- _EXERCISE GOAL_:
Select, from the material below, each line with "ylabel" in it.

[Records contained in a dataset]
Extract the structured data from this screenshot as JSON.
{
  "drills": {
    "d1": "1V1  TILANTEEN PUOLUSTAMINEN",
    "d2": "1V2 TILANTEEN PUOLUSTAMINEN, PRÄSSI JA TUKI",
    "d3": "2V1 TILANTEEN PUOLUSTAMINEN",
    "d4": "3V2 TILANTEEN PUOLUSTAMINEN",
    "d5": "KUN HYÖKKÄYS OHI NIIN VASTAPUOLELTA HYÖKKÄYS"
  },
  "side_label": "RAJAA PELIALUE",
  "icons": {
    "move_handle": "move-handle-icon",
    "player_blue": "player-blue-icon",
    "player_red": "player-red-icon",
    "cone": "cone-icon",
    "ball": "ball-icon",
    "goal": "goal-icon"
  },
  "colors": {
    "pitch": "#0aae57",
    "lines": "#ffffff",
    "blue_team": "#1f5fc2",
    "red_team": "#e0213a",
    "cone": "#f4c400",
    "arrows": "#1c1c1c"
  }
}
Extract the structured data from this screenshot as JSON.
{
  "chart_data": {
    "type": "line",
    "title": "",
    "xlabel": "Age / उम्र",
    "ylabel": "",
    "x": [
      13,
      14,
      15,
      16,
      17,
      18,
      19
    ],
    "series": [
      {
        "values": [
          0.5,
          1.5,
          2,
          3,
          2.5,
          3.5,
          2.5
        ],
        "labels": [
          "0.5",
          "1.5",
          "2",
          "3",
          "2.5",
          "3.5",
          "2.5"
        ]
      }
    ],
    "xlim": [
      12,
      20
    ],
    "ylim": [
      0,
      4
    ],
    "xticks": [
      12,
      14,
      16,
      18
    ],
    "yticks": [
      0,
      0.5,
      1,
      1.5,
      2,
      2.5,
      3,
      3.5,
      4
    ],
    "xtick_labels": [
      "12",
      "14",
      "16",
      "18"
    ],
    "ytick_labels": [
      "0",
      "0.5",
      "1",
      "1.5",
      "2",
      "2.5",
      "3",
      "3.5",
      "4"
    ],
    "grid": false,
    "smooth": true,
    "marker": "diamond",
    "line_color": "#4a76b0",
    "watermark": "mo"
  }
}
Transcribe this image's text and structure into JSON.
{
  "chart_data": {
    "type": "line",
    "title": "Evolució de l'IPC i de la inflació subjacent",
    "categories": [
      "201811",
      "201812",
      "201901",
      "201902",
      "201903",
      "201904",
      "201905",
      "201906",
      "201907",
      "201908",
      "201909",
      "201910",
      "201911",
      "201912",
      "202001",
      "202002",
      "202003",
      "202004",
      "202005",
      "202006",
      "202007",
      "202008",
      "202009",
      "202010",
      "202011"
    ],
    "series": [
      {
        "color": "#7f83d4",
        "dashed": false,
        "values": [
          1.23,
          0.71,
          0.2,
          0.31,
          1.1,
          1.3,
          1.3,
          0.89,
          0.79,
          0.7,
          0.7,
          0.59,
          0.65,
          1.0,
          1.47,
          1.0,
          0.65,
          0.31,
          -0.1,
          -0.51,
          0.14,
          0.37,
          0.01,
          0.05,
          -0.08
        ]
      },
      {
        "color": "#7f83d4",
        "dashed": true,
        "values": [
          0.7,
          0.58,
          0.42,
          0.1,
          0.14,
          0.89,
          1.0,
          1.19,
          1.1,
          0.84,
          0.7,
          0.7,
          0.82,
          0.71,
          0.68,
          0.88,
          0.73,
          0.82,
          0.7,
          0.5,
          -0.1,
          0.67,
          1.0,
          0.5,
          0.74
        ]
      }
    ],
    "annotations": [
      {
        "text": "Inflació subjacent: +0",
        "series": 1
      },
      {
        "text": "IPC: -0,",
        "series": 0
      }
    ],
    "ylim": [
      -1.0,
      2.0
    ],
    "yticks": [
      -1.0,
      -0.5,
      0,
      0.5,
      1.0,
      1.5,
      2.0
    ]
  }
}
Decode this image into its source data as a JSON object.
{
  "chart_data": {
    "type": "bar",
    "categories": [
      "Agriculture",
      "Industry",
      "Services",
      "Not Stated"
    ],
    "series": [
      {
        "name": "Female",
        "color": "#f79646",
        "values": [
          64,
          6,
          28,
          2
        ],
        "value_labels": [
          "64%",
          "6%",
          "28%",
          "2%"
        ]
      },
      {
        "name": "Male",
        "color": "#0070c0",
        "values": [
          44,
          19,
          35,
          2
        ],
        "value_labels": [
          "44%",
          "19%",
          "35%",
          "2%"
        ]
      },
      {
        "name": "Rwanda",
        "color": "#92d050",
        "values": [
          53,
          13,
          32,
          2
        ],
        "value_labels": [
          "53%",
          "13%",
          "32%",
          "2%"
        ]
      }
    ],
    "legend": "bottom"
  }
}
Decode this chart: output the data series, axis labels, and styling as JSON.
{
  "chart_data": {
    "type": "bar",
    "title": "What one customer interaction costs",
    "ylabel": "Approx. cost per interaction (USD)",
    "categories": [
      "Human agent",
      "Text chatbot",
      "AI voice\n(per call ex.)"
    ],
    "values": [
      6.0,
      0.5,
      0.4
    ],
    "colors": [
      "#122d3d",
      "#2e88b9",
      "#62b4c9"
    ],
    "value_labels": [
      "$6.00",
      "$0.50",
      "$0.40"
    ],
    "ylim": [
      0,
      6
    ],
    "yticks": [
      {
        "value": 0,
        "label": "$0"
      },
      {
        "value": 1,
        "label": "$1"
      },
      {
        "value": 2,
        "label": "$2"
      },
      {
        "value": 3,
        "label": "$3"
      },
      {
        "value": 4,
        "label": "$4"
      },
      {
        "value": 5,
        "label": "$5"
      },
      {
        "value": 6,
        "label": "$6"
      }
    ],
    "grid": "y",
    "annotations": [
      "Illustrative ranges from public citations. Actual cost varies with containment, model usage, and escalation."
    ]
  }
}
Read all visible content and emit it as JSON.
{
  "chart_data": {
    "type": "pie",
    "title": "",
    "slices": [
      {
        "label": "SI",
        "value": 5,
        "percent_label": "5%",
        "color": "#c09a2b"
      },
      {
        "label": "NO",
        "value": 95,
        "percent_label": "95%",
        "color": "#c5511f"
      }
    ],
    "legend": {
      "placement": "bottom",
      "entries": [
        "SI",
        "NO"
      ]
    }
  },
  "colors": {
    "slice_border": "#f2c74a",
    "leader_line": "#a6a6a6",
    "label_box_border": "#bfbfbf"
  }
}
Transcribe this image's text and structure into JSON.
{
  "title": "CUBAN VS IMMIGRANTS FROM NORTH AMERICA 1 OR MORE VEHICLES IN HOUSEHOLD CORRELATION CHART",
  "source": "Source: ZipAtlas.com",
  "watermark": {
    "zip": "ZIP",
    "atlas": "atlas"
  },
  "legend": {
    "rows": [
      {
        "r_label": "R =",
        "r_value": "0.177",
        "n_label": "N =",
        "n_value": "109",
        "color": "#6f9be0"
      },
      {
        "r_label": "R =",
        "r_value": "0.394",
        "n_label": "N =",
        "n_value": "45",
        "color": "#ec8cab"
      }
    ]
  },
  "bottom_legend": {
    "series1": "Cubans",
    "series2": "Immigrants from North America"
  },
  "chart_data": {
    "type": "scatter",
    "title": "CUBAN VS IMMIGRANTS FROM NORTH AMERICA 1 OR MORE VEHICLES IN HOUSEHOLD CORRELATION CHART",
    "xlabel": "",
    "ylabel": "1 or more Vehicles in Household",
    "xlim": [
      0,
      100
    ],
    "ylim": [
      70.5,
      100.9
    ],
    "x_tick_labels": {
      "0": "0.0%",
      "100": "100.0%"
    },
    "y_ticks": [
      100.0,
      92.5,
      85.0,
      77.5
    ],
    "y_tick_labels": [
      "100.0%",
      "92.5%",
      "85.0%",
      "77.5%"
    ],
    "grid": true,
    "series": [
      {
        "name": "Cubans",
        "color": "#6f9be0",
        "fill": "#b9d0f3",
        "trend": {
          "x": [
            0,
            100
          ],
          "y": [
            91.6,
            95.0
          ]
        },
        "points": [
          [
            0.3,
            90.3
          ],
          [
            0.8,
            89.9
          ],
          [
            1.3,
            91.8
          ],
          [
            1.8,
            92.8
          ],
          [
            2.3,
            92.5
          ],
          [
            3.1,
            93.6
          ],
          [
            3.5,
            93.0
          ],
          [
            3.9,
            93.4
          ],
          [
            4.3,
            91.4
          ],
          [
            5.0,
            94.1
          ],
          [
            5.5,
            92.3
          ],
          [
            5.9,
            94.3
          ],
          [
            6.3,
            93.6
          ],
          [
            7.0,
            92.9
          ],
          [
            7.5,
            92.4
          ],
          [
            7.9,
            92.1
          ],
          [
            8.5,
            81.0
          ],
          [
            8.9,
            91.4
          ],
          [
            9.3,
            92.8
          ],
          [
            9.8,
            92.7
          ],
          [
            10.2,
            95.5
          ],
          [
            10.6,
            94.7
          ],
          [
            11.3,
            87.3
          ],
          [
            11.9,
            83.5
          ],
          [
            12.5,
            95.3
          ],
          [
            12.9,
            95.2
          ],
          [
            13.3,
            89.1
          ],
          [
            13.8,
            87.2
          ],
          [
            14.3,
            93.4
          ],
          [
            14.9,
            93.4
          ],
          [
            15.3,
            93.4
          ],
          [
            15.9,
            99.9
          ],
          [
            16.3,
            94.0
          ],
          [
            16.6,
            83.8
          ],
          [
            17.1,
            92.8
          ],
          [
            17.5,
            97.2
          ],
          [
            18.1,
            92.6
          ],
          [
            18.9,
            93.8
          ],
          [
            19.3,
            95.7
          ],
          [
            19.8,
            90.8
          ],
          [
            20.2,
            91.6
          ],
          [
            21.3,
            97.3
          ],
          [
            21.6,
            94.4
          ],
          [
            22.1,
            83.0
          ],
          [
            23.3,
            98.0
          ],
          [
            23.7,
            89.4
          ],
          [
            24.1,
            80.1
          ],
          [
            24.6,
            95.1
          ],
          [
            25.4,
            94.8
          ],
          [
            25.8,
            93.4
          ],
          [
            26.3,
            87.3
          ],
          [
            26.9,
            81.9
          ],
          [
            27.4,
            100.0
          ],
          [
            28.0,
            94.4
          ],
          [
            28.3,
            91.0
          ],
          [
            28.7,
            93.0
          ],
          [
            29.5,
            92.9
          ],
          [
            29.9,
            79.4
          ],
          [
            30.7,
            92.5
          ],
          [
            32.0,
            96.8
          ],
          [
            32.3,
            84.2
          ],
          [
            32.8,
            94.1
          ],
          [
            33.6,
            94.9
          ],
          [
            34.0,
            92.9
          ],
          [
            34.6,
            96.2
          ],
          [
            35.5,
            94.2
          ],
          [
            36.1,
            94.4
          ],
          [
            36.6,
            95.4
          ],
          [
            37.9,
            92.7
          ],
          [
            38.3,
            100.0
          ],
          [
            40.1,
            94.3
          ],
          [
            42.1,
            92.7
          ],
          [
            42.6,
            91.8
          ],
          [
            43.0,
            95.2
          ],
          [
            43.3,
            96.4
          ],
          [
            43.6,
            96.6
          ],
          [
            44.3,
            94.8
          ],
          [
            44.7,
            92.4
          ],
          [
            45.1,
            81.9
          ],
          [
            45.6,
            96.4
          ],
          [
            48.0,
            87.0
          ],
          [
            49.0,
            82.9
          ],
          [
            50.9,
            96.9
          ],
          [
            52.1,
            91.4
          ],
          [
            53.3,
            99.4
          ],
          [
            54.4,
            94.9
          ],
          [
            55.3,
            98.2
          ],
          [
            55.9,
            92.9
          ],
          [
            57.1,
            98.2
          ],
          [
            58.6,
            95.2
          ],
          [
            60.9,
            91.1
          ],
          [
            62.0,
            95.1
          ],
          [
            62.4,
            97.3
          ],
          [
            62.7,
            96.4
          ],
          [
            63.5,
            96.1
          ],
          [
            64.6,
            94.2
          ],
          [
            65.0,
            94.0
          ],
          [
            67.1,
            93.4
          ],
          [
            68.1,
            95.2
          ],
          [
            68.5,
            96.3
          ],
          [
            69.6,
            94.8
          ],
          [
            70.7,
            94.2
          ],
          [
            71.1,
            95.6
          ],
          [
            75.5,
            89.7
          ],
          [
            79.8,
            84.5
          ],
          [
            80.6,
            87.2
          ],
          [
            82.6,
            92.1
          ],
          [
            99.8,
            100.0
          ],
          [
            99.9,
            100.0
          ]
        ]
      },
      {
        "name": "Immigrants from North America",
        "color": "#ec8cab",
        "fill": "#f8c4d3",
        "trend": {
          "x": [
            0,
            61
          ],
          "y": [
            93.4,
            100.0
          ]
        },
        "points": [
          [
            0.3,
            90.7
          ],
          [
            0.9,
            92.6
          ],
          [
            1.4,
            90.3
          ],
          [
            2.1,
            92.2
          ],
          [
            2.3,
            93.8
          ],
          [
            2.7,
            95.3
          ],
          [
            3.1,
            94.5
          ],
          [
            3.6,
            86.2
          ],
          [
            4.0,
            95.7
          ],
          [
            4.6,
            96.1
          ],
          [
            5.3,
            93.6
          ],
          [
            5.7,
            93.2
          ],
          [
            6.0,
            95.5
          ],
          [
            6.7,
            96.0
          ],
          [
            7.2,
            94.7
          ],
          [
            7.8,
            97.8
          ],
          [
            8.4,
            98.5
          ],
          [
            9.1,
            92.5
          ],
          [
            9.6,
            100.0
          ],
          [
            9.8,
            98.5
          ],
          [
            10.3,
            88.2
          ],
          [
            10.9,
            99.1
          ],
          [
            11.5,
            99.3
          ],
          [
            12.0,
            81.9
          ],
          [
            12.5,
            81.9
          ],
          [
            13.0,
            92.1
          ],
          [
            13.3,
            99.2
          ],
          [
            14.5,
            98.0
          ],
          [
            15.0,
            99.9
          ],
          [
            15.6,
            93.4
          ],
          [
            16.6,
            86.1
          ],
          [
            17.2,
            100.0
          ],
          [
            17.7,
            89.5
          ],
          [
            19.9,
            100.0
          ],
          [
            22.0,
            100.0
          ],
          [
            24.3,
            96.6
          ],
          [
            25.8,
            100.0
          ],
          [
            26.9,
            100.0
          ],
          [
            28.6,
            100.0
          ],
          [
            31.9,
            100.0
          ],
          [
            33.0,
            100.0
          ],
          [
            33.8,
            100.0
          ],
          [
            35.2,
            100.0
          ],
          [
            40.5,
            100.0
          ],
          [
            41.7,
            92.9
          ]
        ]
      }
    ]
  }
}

- _FINISHED ANSWER_:
    "ylabel": "",
    "ylabel": "Approx. cost per interaction (USD)",
    "ylabel": "1 or more Vehicles in Household",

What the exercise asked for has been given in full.